§ **Records for this task**:
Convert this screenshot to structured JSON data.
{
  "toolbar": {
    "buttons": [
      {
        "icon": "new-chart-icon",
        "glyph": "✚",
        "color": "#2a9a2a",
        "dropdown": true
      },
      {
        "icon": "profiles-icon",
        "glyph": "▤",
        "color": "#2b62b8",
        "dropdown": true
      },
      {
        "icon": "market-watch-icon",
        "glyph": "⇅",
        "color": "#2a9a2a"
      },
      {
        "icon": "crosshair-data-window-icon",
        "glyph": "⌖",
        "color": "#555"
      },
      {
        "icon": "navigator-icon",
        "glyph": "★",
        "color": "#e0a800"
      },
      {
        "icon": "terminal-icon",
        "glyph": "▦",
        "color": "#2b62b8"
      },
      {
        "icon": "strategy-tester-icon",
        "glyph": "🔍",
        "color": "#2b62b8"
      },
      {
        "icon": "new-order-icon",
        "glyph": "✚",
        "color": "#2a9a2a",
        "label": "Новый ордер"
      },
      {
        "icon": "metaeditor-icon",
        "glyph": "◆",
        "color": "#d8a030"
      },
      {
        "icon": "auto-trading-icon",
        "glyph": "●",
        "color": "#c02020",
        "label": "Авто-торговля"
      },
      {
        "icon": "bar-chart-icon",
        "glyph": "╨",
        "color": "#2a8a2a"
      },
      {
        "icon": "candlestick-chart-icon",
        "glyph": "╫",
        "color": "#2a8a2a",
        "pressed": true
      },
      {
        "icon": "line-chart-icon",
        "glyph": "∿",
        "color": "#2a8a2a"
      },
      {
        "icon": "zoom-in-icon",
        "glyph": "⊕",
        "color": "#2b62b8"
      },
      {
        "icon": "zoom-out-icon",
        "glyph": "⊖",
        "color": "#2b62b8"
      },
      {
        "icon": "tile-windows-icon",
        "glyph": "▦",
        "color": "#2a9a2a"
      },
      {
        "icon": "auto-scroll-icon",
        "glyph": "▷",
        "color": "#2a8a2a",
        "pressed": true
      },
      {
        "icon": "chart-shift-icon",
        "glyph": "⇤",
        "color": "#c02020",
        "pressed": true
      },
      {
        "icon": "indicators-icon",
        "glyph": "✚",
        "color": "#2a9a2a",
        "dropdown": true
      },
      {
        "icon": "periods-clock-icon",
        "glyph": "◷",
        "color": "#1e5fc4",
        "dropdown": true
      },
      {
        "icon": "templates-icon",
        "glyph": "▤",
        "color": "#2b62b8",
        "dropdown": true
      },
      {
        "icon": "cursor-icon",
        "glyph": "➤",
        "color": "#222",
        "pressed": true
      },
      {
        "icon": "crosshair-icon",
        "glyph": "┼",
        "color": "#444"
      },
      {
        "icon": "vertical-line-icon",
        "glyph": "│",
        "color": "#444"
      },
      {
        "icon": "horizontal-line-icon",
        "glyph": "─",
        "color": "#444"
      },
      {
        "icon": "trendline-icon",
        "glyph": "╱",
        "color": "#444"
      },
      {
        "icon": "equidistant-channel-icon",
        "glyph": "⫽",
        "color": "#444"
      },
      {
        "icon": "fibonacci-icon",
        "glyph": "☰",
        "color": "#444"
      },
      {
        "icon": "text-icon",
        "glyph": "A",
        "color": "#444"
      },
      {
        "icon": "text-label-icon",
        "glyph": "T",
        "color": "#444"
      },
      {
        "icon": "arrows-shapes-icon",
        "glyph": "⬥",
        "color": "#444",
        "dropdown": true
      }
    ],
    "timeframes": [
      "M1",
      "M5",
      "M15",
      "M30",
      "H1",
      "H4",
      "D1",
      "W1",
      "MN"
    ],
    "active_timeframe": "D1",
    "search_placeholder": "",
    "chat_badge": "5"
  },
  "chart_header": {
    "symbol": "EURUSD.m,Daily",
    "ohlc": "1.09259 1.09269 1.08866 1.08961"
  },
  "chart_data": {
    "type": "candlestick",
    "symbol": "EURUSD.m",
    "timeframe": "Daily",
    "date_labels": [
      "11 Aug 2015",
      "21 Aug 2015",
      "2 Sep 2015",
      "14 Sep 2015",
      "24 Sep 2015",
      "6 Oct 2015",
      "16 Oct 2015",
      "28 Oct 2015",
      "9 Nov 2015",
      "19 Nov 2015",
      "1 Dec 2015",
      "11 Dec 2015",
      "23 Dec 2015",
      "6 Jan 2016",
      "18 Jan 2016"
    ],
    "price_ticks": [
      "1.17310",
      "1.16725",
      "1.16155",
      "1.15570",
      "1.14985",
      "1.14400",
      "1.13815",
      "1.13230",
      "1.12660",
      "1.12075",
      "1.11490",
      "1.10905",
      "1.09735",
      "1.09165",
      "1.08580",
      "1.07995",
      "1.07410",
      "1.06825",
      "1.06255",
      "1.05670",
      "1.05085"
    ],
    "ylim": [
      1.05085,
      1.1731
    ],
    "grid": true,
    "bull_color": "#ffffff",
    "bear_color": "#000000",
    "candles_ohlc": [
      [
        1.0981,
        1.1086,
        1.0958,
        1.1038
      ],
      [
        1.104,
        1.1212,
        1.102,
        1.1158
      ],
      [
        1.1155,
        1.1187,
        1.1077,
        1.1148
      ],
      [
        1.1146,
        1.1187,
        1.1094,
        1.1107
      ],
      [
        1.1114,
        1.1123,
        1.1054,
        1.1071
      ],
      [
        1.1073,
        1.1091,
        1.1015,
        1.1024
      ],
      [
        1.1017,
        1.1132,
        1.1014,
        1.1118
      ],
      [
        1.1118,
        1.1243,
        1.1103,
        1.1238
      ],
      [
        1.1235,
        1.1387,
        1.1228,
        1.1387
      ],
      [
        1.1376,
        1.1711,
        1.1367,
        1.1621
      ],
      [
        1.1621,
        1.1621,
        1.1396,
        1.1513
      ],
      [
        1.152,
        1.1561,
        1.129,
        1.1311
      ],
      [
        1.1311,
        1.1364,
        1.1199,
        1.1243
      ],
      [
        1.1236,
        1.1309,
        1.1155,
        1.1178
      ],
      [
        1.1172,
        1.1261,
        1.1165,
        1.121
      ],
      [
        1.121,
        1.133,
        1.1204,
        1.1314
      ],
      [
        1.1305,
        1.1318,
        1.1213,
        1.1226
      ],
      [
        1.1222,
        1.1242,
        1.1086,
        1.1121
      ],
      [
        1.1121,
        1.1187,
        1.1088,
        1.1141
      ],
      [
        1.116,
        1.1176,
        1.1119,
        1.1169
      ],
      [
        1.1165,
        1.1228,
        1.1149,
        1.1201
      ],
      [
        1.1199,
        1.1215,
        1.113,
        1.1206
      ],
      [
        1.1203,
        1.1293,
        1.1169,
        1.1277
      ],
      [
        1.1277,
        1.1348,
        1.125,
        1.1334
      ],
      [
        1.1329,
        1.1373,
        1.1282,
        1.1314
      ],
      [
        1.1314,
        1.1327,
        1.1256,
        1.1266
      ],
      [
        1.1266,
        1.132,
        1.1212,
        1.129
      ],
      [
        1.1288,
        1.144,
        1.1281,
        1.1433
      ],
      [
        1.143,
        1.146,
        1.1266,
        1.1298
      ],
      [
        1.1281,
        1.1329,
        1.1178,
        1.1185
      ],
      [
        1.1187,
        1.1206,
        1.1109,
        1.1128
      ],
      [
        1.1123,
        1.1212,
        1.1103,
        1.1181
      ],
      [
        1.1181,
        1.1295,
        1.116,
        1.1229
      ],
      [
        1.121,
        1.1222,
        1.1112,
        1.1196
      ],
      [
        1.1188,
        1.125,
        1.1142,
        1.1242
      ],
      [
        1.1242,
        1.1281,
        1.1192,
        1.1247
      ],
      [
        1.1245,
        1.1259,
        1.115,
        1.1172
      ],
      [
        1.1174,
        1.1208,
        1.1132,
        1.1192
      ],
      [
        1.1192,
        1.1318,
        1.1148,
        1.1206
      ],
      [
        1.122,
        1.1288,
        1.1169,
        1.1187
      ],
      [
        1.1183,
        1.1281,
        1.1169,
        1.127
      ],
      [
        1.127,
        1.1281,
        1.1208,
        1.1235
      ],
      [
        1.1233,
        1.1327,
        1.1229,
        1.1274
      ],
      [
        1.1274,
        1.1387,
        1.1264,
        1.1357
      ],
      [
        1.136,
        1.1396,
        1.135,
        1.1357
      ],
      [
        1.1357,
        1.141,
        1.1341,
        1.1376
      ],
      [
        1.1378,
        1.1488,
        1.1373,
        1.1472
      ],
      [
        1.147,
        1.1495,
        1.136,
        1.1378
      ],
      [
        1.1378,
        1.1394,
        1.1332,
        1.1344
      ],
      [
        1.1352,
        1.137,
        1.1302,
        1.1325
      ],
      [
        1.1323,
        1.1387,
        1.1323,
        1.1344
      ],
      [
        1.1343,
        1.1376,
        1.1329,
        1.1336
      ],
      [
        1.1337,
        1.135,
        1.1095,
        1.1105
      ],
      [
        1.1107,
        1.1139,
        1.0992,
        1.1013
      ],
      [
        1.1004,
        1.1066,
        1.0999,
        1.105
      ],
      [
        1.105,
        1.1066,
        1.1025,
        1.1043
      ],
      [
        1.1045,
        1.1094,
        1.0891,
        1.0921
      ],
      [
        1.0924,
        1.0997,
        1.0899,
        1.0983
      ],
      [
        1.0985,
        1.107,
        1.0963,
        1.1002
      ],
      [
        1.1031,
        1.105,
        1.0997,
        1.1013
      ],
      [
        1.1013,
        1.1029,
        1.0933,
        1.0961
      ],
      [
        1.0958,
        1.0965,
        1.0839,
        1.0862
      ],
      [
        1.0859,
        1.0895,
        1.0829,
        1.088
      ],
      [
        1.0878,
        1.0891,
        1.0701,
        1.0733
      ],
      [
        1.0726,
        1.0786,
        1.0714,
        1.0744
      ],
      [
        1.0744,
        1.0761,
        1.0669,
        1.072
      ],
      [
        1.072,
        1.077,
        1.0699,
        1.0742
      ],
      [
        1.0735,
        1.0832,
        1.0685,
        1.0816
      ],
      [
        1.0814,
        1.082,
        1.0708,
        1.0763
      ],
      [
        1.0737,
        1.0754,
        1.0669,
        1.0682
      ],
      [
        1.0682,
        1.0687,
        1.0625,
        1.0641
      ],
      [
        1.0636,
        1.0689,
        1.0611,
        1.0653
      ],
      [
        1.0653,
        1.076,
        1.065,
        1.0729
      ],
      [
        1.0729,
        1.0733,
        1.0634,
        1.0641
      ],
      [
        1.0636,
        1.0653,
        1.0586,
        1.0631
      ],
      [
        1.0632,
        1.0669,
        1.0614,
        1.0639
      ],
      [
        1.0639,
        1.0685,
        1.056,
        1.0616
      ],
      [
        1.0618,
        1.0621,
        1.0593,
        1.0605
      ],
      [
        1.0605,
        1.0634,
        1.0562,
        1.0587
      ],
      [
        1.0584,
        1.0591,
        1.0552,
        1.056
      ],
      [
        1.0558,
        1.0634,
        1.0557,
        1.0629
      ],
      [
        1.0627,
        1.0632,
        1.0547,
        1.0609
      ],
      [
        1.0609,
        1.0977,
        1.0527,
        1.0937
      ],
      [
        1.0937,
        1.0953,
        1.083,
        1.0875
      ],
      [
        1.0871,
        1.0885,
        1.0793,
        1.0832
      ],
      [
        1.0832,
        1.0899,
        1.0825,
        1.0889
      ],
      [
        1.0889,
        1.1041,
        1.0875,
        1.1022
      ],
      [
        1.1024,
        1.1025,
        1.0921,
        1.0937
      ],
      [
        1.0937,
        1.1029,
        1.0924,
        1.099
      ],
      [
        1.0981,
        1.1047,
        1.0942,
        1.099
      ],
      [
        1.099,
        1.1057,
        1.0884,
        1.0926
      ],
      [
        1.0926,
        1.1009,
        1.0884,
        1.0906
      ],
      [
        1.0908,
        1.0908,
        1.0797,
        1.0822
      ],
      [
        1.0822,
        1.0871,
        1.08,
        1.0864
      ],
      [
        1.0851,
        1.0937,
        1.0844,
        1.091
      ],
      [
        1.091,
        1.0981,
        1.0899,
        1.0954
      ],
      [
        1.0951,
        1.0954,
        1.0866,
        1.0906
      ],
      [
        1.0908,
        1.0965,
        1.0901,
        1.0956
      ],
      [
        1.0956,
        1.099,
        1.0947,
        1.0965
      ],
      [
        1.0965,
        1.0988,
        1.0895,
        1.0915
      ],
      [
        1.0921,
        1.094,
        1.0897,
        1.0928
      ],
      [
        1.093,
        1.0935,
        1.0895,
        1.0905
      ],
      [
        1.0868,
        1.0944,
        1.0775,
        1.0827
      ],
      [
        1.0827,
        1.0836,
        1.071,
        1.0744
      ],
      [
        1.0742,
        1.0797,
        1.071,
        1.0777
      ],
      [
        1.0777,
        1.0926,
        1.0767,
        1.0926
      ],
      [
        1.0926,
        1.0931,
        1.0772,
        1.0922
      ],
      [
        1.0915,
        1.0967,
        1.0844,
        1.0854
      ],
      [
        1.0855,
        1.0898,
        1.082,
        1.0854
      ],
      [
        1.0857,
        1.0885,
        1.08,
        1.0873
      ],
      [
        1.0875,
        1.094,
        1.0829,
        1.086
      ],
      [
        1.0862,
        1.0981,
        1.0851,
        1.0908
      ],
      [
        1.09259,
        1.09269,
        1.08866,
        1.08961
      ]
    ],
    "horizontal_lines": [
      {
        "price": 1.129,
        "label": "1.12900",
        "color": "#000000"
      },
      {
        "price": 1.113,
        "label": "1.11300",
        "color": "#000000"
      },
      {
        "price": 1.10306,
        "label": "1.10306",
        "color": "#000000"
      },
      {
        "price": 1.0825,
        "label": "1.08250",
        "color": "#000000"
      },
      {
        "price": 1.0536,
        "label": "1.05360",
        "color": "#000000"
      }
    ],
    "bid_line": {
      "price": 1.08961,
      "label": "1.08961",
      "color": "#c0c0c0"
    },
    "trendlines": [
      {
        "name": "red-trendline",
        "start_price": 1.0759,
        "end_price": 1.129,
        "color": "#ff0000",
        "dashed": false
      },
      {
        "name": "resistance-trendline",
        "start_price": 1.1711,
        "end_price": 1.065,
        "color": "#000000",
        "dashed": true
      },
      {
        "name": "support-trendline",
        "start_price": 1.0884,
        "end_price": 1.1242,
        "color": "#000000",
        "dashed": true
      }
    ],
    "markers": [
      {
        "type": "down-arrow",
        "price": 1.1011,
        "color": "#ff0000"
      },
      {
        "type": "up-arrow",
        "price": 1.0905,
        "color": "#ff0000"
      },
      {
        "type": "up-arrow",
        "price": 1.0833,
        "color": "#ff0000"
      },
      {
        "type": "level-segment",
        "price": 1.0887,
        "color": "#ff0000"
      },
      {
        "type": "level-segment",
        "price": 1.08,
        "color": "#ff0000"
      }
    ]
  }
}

§ **What to do**:
Scan the listing above. Gather each line that contains the word "name".

§ **Exercise response**:
        "name": "red-trendline",
        "name": "resistance-trendline",
        "name": "support-trendline",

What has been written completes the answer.